Source data:
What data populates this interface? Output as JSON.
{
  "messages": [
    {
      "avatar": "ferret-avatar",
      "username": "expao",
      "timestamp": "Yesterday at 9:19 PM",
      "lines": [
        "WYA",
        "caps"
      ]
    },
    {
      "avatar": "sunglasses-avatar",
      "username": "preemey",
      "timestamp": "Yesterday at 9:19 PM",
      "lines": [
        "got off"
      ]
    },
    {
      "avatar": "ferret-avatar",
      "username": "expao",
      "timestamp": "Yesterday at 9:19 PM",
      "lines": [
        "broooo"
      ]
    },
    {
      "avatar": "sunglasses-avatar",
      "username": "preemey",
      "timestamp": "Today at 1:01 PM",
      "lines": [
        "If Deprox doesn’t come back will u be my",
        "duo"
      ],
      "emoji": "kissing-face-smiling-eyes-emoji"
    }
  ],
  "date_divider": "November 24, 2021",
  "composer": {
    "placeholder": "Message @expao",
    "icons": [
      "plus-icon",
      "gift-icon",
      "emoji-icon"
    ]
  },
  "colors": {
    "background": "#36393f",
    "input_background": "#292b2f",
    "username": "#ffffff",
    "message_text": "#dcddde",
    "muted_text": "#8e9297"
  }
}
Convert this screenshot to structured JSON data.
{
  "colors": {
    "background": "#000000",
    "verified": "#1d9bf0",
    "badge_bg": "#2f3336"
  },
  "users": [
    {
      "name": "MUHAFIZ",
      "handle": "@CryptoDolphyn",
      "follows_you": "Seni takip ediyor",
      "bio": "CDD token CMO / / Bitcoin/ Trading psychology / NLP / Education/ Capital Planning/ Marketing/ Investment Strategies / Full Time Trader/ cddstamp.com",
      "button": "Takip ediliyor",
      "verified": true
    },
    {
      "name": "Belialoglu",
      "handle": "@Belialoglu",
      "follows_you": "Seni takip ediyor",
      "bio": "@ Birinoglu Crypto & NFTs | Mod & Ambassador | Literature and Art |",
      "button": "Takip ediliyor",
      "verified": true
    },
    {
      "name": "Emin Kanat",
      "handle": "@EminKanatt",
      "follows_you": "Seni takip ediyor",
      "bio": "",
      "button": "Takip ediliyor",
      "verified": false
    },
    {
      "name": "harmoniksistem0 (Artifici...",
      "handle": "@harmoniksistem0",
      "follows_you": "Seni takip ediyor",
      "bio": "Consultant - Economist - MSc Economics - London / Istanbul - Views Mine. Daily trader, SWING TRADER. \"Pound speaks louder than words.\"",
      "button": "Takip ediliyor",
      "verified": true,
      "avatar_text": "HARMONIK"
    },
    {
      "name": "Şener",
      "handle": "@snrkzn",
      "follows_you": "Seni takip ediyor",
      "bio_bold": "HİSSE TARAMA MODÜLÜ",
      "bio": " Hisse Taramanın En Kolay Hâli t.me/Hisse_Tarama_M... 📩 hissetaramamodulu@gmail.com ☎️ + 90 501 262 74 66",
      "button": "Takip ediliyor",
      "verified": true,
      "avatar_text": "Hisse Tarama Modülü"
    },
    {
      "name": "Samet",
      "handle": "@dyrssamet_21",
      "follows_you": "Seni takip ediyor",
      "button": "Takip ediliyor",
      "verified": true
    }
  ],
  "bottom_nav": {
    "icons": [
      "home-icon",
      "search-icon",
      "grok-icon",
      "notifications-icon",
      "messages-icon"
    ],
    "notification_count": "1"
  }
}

-- Aim of the task --
Print every record above exactly as written.

-- Reply to the task --
What data populates this interface? Output as JSON.
{
  "messages": [
    {
      "avatar": "ferret-avatar",
      "username": "expao",
      "timestamp": "Yesterday at 9:19 PM",
      "lines": [
        "WYA",
        "caps"
      ]
    },
    {
      "avatar": "sunglasses-avatar",
      "username": "preemey",
      "timestamp": "Yesterday at 9:19 PM",
      "lines": [
        "got off"
      ]
    },
    {
      "avatar": "ferret-avatar",
      "username": "expao",
      "timestamp": "Yesterday at 9:19 PM",
      "lines": [
        "broooo"
      ]
    },
    {
      "avatar": "sunglasses-avatar",
      "username": "preemey",
      "timestamp": "Today at 1:01 PM",
      "lines": [
        "If Deprox doesn’t come back will u be my",
        "duo"
      ],
      "emoji": "kissing-face-smiling-eyes-emoji"
    }
  ],
  "date_divider": "November 24, 2021",
  "composer": {
    "placeholder": "Message @expao",
    "icons": [
      "plus-icon",
      "gift-icon",
      "emoji-icon"
    ]
  },
  "colors": {
    "background": "#36393f",
    "input_background": "#292b2f",
    "username": "#ffffff",
    "message_text": "#dcddde",
    "muted_text": "#8e9297"
  }
}
Convert this screenshot to structured JSON data.
{
  "colors": {
    "background": "#000000",
    "verified": "#1d9bf0",
    "badge_bg": "#2f3336"
  },
  "users": [
    {
      "name": "MUHAFIZ",
      "handle": "@CryptoDolphyn",
      "follows_you": "Seni takip ediyor",
      "bio": "CDD token CMO / / Bitcoin/ Trading psychology / NLP / Education/ Capital Planning/ Marketing/ Investment Strategies / Full Time Trader/ cddstamp.com",
      "button": "Takip ediliyor",
      "verified": true
    },
    {
      "name": "Belialoglu",
      "handle": "@Belialoglu",
      "follows_you": "Seni takip ediyor",
      "bio": "@ Birinoglu Crypto & NFTs | Mod & Ambassador | Literature and Art |",
      "button": "Takip ediliyor",
      "verified": true
    },
    {
      "name": "Emin Kanat",
      "handle": "@EminKanatt",
      "follows_you": "Seni takip ediyor",
      "bio": "",
      "button": "Takip ediliyor",
      "verified": false
    },
    {
      "name": "harmoniksistem0 (Artifici...",
      "handle": "@harmoniksistem0",
      "follows_you": "Seni takip ediyor",
      "bio": "Consultant - Economist - MSc Economics - London / Istanbul - Views Mine. Daily trader, SWING TRADER. \"Pound speaks louder than words.\"",
      "button": "Takip ediliyor",
      "verified": true,
      "avatar_text": "HARMONIK"
    },
    {
      "name": "Şener",
      "handle": "@snrkzn",
      "follows_you": "Seni takip ediyor",
      "bio_bold": "HİSSE TARAMA MODÜLÜ",
      "bio": " Hisse Taramanın En Kolay Hâli t.me/Hisse_Tarama_M... 📩 hissetaramamodulu@gmail.com ☎️ + 90 501 262 74 66",
      "button": "Takip ediliyor",
      "verified": true,
      "avatar_text": "Hisse Tarama Modülü"
    },
    {
      "name": "Samet",
      "handle": "@dyrssamet_21",
      "follows_you": "Seni takip ediyor",
      "button": "Takip ediliyor",
      "verified": true
    }
  ],
  "bottom_nav": {
    "icons": [
      "home-icon",
      "search-icon",
      "grok-icon",
      "notifications-icon",
      "messages-icon"
    ],
    "notification_count": "1"
  }
}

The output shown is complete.